## What needs to be done
Scan the entries below for the word "전세가격지수". Copy each line that has it.

— START Material provided —

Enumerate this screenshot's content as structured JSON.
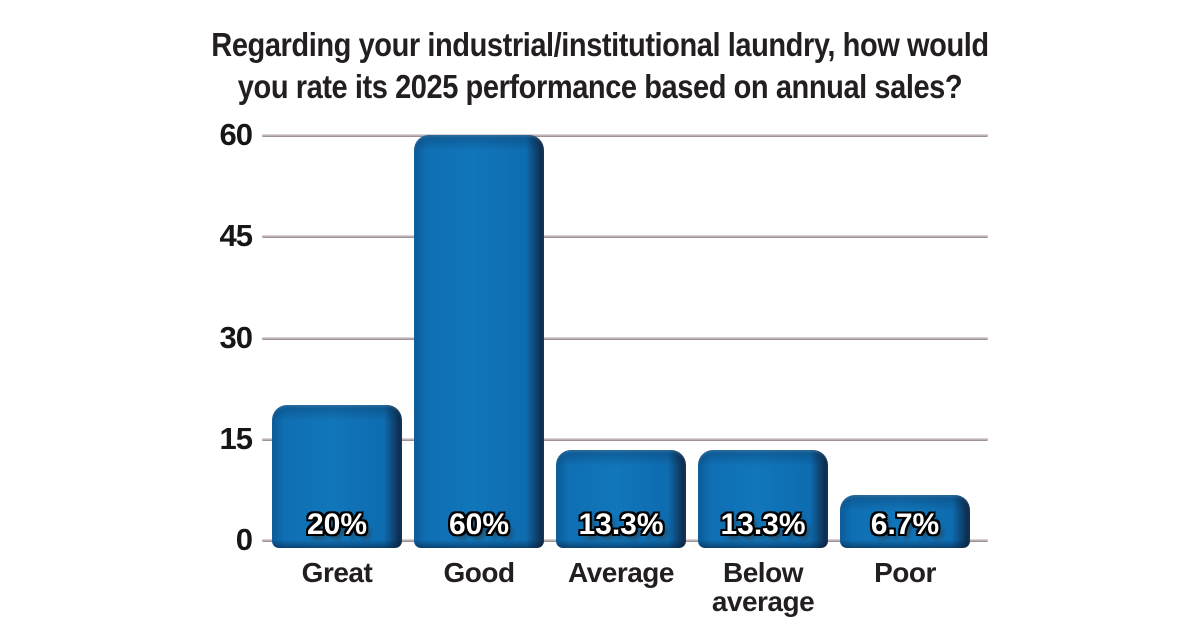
{
  "chart_data": {
    "type": "bar",
    "title": "Regarding your industrial/institutional laundry, how would you rate its 2025 performance based on annual sales?",
    "title_lines": [
      "Regarding your industrial/institutional laundry, how would",
      "you rate its 2025 performance based on annual sales?"
    ],
    "categories": [
      "Great",
      "Good",
      "Average",
      "Below average",
      "Poor"
    ],
    "values": [
      20,
      60,
      13.3,
      13.3,
      6.7
    ],
    "value_labels": [
      "20%",
      "60%",
      "13.3%",
      "13.3%",
      "6.7%"
    ],
    "xlabel": "",
    "ylabel": "",
    "yticks": [
      0,
      15,
      30,
      45,
      60
    ],
    "ylim": [
      0,
      62
    ],
    "grid": "horizontal",
    "legend_position": "none",
    "colors": {
      "bar_main": "#1176ba",
      "bar_edge_left": "#0a5a97",
      "bar_edge_right": "#0d2f52",
      "gridline": "#b2a4a8",
      "title_text": "#231f20",
      "axis_text": "#161616",
      "value_label_text": "#ffffff",
      "value_label_outline": "#000000",
      "background": "#ffffff"
    }
  }
}
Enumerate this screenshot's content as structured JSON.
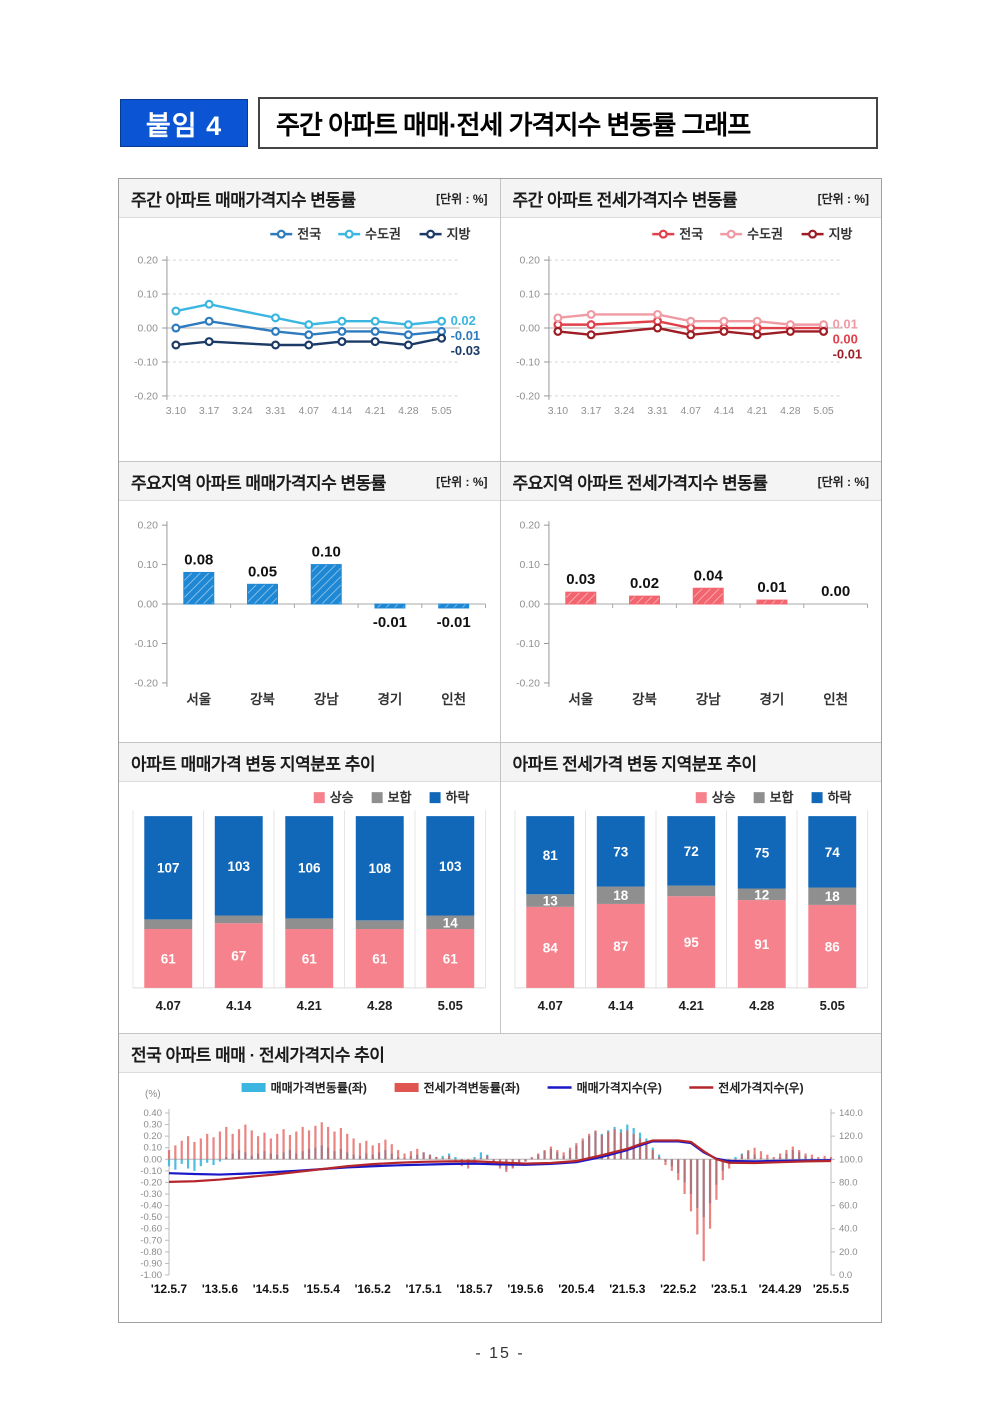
{
  "header": {
    "badge": "붙임 4",
    "title": "주간 아파트 매매·전세 가격지수 변동률 그래프"
  },
  "page_number": "- 15 -",
  "chart_data": [
    {
      "id": "sale_line",
      "type": "line",
      "title": "주간 아파트 매매가격지수 변동률",
      "unit": "[단위 : %]",
      "categories": [
        "3.10",
        "3.17",
        "3.24",
        "3.31",
        "4.07",
        "4.14",
        "4.21",
        "4.28",
        "5.05"
      ],
      "ylim": [
        -0.2,
        0.2
      ],
      "yticks": [
        "0.20",
        "0.10",
        "0.00",
        "-0.10",
        "-0.20"
      ],
      "grid": "dashed-horizontal",
      "legend_position": "top-right",
      "marker_skip": [
        2
      ],
      "series": [
        {
          "name": "전국",
          "color": "#2e7bbf",
          "end_label": "-0.01",
          "values": [
            0.0,
            0.02,
            0.005,
            -0.01,
            -0.02,
            -0.01,
            -0.01,
            -0.02,
            -0.01
          ]
        },
        {
          "name": "수도권",
          "color": "#3ab6e0",
          "end_label": "0.02",
          "values": [
            0.05,
            0.07,
            0.05,
            0.03,
            0.01,
            0.02,
            0.02,
            0.01,
            0.02
          ]
        },
        {
          "name": "지방",
          "color": "#1b3a66",
          "end_label": "-0.03",
          "values": [
            -0.05,
            -0.04,
            -0.045,
            -0.05,
            -0.05,
            -0.04,
            -0.04,
            -0.05,
            -0.03
          ]
        }
      ]
    },
    {
      "id": "jeonse_line",
      "type": "line",
      "title": "주간 아파트 전세가격지수 변동률",
      "unit": "[단위 : %]",
      "categories": [
        "3.10",
        "3.17",
        "3.24",
        "3.31",
        "4.07",
        "4.14",
        "4.21",
        "4.28",
        "5.05"
      ],
      "ylim": [
        -0.2,
        0.2
      ],
      "yticks": [
        "0.20",
        "0.10",
        "0.00",
        "-0.10",
        "-0.20"
      ],
      "grid": "dashed-horizontal",
      "legend_position": "top-right",
      "marker_skip": [
        2
      ],
      "series": [
        {
          "name": "전국",
          "color": "#e0404a",
          "end_label": "0.00",
          "values": [
            0.01,
            0.01,
            0.015,
            0.02,
            0.0,
            0.0,
            0.0,
            0.0,
            0.0
          ]
        },
        {
          "name": "수도권",
          "color": "#f09aa4",
          "end_label": "0.01",
          "values": [
            0.03,
            0.04,
            0.04,
            0.04,
            0.02,
            0.02,
            0.02,
            0.01,
            0.01
          ]
        },
        {
          "name": "지방",
          "color": "#9e1c24",
          "end_label": "-0.01",
          "values": [
            -0.01,
            -0.02,
            -0.01,
            0.0,
            -0.02,
            -0.01,
            -0.02,
            -0.01,
            -0.01
          ]
        }
      ]
    },
    {
      "id": "sale_bar",
      "type": "bar",
      "title": "주요지역 아파트 매매가격지수 변동률",
      "unit": "[단위 : %]",
      "categories": [
        "서울",
        "강북",
        "강남",
        "경기",
        "인천"
      ],
      "values": [
        0.08,
        0.05,
        0.1,
        -0.01,
        -0.01
      ],
      "labels": [
        "0.08",
        "0.05",
        "0.10",
        "-0.01",
        "-0.01"
      ],
      "bar_color": "#1e88d4",
      "ylim": [
        -0.2,
        0.2
      ],
      "yticks": [
        "0.20",
        "0.10",
        "0.00",
        "-0.10",
        "-0.20"
      ]
    },
    {
      "id": "jeonse_bar",
      "type": "bar",
      "title": "주요지역 아파트 전세가격지수 변동률",
      "unit": "[단위 : %]",
      "categories": [
        "서울",
        "강북",
        "강남",
        "경기",
        "인천"
      ],
      "values": [
        0.03,
        0.02,
        0.04,
        0.01,
        0.0
      ],
      "labels": [
        "0.03",
        "0.02",
        "0.04",
        "0.01",
        "0.00"
      ],
      "bar_color": "#f2646e",
      "ylim": [
        -0.2,
        0.2
      ],
      "yticks": [
        "0.20",
        "0.10",
        "0.00",
        "-0.10",
        "-0.20"
      ]
    },
    {
      "id": "sale_stack",
      "type": "stacked-bar",
      "title": "아파트 매매가격 변동 지역분포 추이",
      "categories": [
        "4.07",
        "4.14",
        "4.21",
        "4.28",
        "5.05"
      ],
      "legend_position": "top-right",
      "series": [
        {
          "name": "상승",
          "color": "#f5828c",
          "values": [
            61,
            67,
            61,
            61,
            61
          ]
        },
        {
          "name": "보합",
          "color": "#8f8f8f",
          "values": [
            10,
            8,
            11,
            9,
            14
          ]
        },
        {
          "name": "하락",
          "color": "#1268b8",
          "values": [
            107,
            103,
            106,
            108,
            103
          ]
        }
      ]
    },
    {
      "id": "jeonse_stack",
      "type": "stacked-bar",
      "title": "아파트 전세가격 변동 지역분포 추이",
      "categories": [
        "4.07",
        "4.14",
        "4.21",
        "4.28",
        "5.05"
      ],
      "legend_position": "top-right",
      "series": [
        {
          "name": "상승",
          "color": "#f5828c",
          "values": [
            84,
            87,
            95,
            91,
            86
          ]
        },
        {
          "name": "보합",
          "color": "#8f8f8f",
          "values": [
            13,
            18,
            11,
            12,
            18
          ]
        },
        {
          "name": "하락",
          "color": "#1268b8",
          "values": [
            81,
            73,
            72,
            75,
            74
          ]
        }
      ]
    },
    {
      "id": "trend",
      "type": "combo",
      "title": "전국 아파트 매매 · 전세가격지수 추이",
      "left_axis_unit": "(%)",
      "left_ylim": [
        -1.0,
        0.4
      ],
      "left_yticks": [
        "0.40",
        "0.30",
        "0.20",
        "0.10",
        "0.00",
        "-0.10",
        "-0.20",
        "-0.30",
        "-0.40",
        "-0.50",
        "-0.60",
        "-0.70",
        "-0.80",
        "-0.90",
        "-1.00"
      ],
      "right_ylim": [
        0,
        140
      ],
      "right_yticks": [
        "140.0",
        "120.0",
        "100.0",
        "80.0",
        "60.0",
        "40.0",
        "20.0",
        "0.0"
      ],
      "x_labels": [
        "'12.5.7",
        "'13.5.6",
        "'14.5.5",
        "'15.5.4",
        "'16.5.2",
        "'17.5.1",
        "'18.5.7",
        "'19.5.6",
        "'20.5.4",
        "'21.5.3",
        "'22.5.2",
        "'23.5.1",
        "'24.4.29",
        "'25.5.5"
      ],
      "bar_series": [
        {
          "name": "매매가격변동률(좌)",
          "color": "#3ab6e0",
          "axis": "left",
          "values": [
            -0.06,
            -0.09,
            -0.04,
            -0.08,
            -0.1,
            -0.06,
            -0.03,
            -0.05,
            -0.02,
            0.02,
            0.05,
            0.08,
            0.06,
            0.03,
            0.05,
            0.07,
            0.05,
            0.04,
            0.06,
            0.08,
            0.05,
            0.07,
            0.09,
            0.1,
            0.12,
            0.1,
            0.07,
            0.09,
            0.06,
            0.04,
            0.03,
            0.05,
            0.04,
            0.06,
            0.08,
            0.05,
            0.02,
            0.01,
            0.03,
            0.04,
            0.06,
            0.04,
            0.02,
            0.03,
            0.05,
            0.02,
            -0.02,
            -0.04,
            0.02,
            0.06,
            0.04,
            -0.02,
            -0.06,
            -0.09,
            -0.07,
            -0.04,
            -0.02,
            0.01,
            0.04,
            0.07,
            0.09,
            0.06,
            0.03,
            0.08,
            0.12,
            0.16,
            0.2,
            0.24,
            0.22,
            0.25,
            0.28,
            0.26,
            0.3,
            0.27,
            0.23,
            0.18,
            0.1,
            0.04,
            -0.02,
            -0.06,
            -0.12,
            -0.2,
            -0.3,
            -0.42,
            -0.5,
            -0.38,
            -0.22,
            -0.1,
            -0.04,
            0.02,
            0.05,
            0.07,
            0.04,
            0.01,
            -0.02,
            -0.03,
            0.02,
            0.05,
            0.08,
            0.06,
            0.03,
            0.01,
            -0.01,
            0.0,
            -0.01
          ]
        },
        {
          "name": "전세가격변동률(좌)",
          "color": "#e05550",
          "axis": "left",
          "values": [
            0.08,
            0.12,
            0.16,
            0.2,
            0.15,
            0.18,
            0.22,
            0.19,
            0.24,
            0.28,
            0.22,
            0.26,
            0.3,
            0.25,
            0.2,
            0.23,
            0.18,
            0.22,
            0.26,
            0.21,
            0.24,
            0.28,
            0.25,
            0.29,
            0.32,
            0.28,
            0.24,
            0.27,
            0.22,
            0.18,
            0.14,
            0.16,
            0.12,
            0.14,
            0.17,
            0.13,
            0.08,
            0.05,
            0.07,
            0.09,
            0.06,
            0.04,
            0.02,
            0.01,
            0.03,
            -0.02,
            -0.06,
            -0.08,
            -0.04,
            0.01,
            0.03,
            -0.03,
            -0.08,
            -0.11,
            -0.08,
            -0.05,
            -0.02,
            0.02,
            0.05,
            0.08,
            0.11,
            0.08,
            0.06,
            0.1,
            0.14,
            0.18,
            0.22,
            0.25,
            0.21,
            0.24,
            0.26,
            0.23,
            0.25,
            0.22,
            0.18,
            0.14,
            0.08,
            0.02,
            -0.05,
            -0.1,
            -0.18,
            -0.3,
            -0.45,
            -0.65,
            -0.88,
            -0.6,
            -0.35,
            -0.18,
            -0.08,
            -0.02,
            0.04,
            0.08,
            0.1,
            0.07,
            0.04,
            0.02,
            0.05,
            0.08,
            0.11,
            0.08,
            0.05,
            0.04,
            0.02,
            0.03,
            0.02
          ]
        }
      ],
      "line_series": [
        {
          "name": "매매가격지수(우)",
          "color": "#1a17c8",
          "axis": "right",
          "points": [
            [
              0,
              88
            ],
            [
              4,
              87.3
            ],
            [
              8,
              86.8
            ],
            [
              12,
              87.6
            ],
            [
              16,
              88.8
            ],
            [
              20,
              90
            ],
            [
              24,
              91.5
            ],
            [
              28,
              93
            ],
            [
              32,
              94
            ],
            [
              36,
              94.8
            ],
            [
              40,
              95.4
            ],
            [
              44,
              95.9
            ],
            [
              48,
              96.2
            ],
            [
              52,
              95.6
            ],
            [
              56,
              95.3
            ],
            [
              60,
              96
            ],
            [
              64,
              97.5
            ],
            [
              68,
              102
            ],
            [
              72,
              108
            ],
            [
              74,
              112
            ],
            [
              76,
              115.5
            ],
            [
              80,
              115.5
            ],
            [
              82,
              114
            ],
            [
              84,
              106
            ],
            [
              86,
              100.5
            ],
            [
              88,
              98.5
            ],
            [
              92,
              98.2
            ],
            [
              96,
              98.6
            ],
            [
              100,
              99
            ],
            [
              104,
              99.2
            ]
          ]
        },
        {
          "name": "전세가격지수(우)",
          "color": "#b5262c",
          "axis": "right",
          "points": [
            [
              0,
              80.5
            ],
            [
              4,
              81
            ],
            [
              8,
              82.5
            ],
            [
              12,
              84.5
            ],
            [
              16,
              86.5
            ],
            [
              20,
              89
            ],
            [
              24,
              91.5
            ],
            [
              28,
              94
            ],
            [
              32,
              95.8
            ],
            [
              36,
              97
            ],
            [
              40,
              97.8
            ],
            [
              44,
              98.2
            ],
            [
              48,
              98.3
            ],
            [
              52,
              97.2
            ],
            [
              56,
              96.3
            ],
            [
              60,
              96.8
            ],
            [
              64,
              98.5
            ],
            [
              68,
              103.5
            ],
            [
              72,
              109
            ],
            [
              74,
              113
            ],
            [
              76,
              116.3
            ],
            [
              80,
              116.3
            ],
            [
              82,
              115
            ],
            [
              84,
              107
            ],
            [
              86,
              100
            ],
            [
              88,
              97
            ],
            [
              92,
              96.8
            ],
            [
              96,
              97.5
            ],
            [
              100,
              98.2
            ],
            [
              104,
              98.5
            ]
          ]
        }
      ]
    }
  ]
}
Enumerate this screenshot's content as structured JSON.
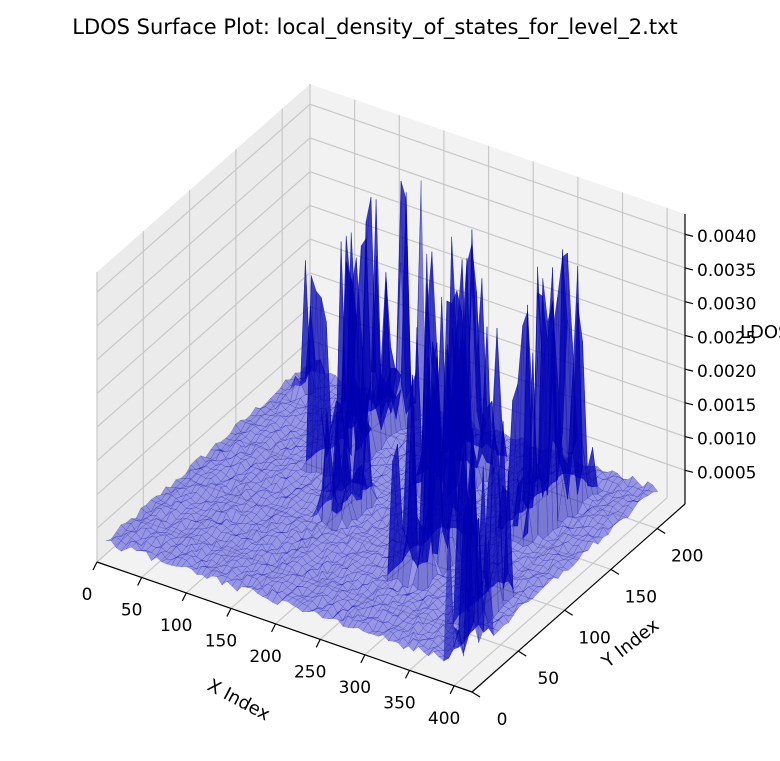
{
  "chart_data": {
    "type": "surface",
    "title": "LDOS Surface Plot: local_density_of_states_for_level_2.txt",
    "xlabel": "X Index",
    "ylabel": "Y Index",
    "zlabel": "LDOS",
    "xlim": [
      0,
      420
    ],
    "ylim": [
      0,
      230
    ],
    "zlim": [
      0,
      0.0043
    ],
    "x_ticks": [
      0,
      50,
      100,
      150,
      200,
      250,
      300,
      350,
      400
    ],
    "y_ticks": [
      0,
      50,
      100,
      150,
      200
    ],
    "z_ticks": [
      0.0005,
      0.001,
      0.0015,
      0.002,
      0.0025,
      0.003,
      0.0035,
      0.004
    ],
    "x_tick_labels": [
      "0",
      "50",
      "100",
      "150",
      "200",
      "250",
      "300",
      "350",
      "400"
    ],
    "y_tick_labels": [
      "0",
      "50",
      "100",
      "150",
      "200"
    ],
    "z_tick_labels": [
      "0.0005",
      "0.0010",
      "0.0015",
      "0.0020",
      "0.0025",
      "0.0030",
      "0.0035",
      "0.0040"
    ],
    "surface_color": "#0000cc",
    "surface_alpha": 0.5,
    "grid": true,
    "floor_level": 0.0002,
    "peak_regions": [
      {
        "x": [
          20,
          30
        ],
        "y": [
          190,
          215
        ],
        "max": 0.0025
      },
      {
        "x": [
          100,
          140
        ],
        "y": [
          130,
          220
        ],
        "max": 0.0039
      },
      {
        "x": [
          150,
          180
        ],
        "y": [
          90,
          130
        ],
        "max": 0.002
      },
      {
        "x": [
          200,
          250
        ],
        "y": [
          140,
          200
        ],
        "max": 0.0038
      },
      {
        "x": [
          260,
          300
        ],
        "y": [
          60,
          120
        ],
        "max": 0.0035
      },
      {
        "x": [
          310,
          350
        ],
        "y": [
          130,
          200
        ],
        "max": 0.004
      },
      {
        "x": [
          360,
          380
        ],
        "y": [
          40,
          90
        ],
        "max": 0.003
      },
      {
        "x": [
          385,
          400
        ],
        "y": [
          5,
          40
        ],
        "max": 0.0027
      }
    ]
  }
}
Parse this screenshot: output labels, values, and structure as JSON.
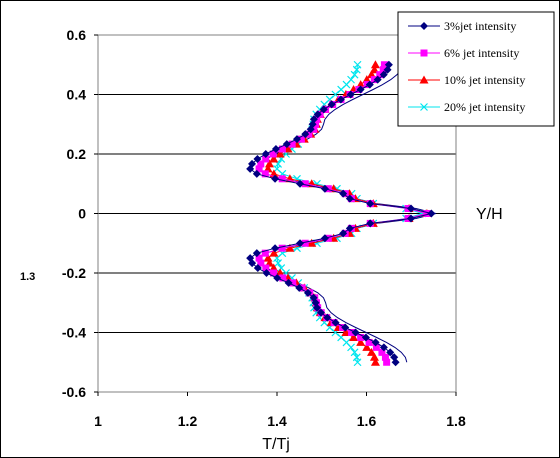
{
  "chart_data": {
    "type": "line",
    "xlabel": "T/Tj",
    "ylabel": "Y/H",
    "xlim": [
      1,
      1.8
    ],
    "ylim": [
      -0.6,
      0.6
    ],
    "x_ticks": [
      "1",
      "1.2",
      "1.4",
      "1.6",
      "1.8"
    ],
    "y_ticks": [
      "-0.6",
      "-0.4",
      "-0.2",
      "0",
      "0.2",
      "0.4",
      "0.6"
    ],
    "stray_label": "1.3",
    "grid": "horizontal",
    "legend_position": "top-right",
    "series": [
      {
        "name": "3%jet intensity",
        "color": "#000080",
        "marker": "diamond",
        "left": 1.34,
        "center": 1.745,
        "top": 1.65,
        "bottom": 1.665
      },
      {
        "name": "6% jet intensity",
        "color": "#ff00ff",
        "marker": "square",
        "left": 1.36,
        "center": 1.735,
        "top": 1.64,
        "bottom": 1.645
      },
      {
        "name": "10% jet intensity",
        "color": "#ff0000",
        "marker": "triangle",
        "left": 1.38,
        "center": 1.735,
        "top": 1.62,
        "bottom": 1.62
      },
      {
        "name": "20% jet intensity",
        "color": "#00e5ee",
        "marker": "x",
        "left": 1.4,
        "center": 1.725,
        "top": 1.58,
        "bottom": 1.58
      }
    ],
    "reference_line": {
      "color": "#000080",
      "left": 1.36,
      "center": 1.755,
      "top": 1.68,
      "bottom": 1.69
    }
  }
}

— END Material provided —

## Completed exercise
      "title": "주간 아파트 전세가격지수 변동률",
      "title": "주요지역 아파트 전세가격지수 변동률",
      "title": "전국 아파트 매매 · 전세가격지수 추이",
          "name": "전세가격지수(우)",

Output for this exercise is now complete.